RECORDS SUPPLIED:
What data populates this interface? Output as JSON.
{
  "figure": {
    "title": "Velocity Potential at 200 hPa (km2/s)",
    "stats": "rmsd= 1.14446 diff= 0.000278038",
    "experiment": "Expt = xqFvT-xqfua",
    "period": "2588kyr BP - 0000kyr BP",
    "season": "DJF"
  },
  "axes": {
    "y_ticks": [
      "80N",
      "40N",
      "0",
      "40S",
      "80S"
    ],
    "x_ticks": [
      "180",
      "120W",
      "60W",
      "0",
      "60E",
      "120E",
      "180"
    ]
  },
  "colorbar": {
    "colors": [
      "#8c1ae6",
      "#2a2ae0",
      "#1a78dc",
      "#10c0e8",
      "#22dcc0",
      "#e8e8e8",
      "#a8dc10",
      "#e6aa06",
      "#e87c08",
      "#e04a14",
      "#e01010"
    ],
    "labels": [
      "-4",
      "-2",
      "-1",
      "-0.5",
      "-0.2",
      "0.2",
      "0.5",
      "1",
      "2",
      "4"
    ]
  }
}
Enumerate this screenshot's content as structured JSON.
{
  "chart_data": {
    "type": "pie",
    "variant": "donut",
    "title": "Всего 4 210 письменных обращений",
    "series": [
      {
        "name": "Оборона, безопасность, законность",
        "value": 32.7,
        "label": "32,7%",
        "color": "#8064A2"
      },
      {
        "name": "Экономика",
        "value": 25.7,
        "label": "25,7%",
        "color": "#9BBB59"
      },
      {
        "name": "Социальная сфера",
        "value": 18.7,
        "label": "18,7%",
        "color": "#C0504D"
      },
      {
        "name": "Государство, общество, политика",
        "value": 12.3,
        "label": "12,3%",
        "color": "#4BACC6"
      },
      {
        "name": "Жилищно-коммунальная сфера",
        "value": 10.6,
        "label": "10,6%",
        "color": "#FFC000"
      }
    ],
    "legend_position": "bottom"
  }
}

DIRECTIONS: Reply with only the number of lines in the material above where the string "name" appears.

COMPLETED EXERCISE: 5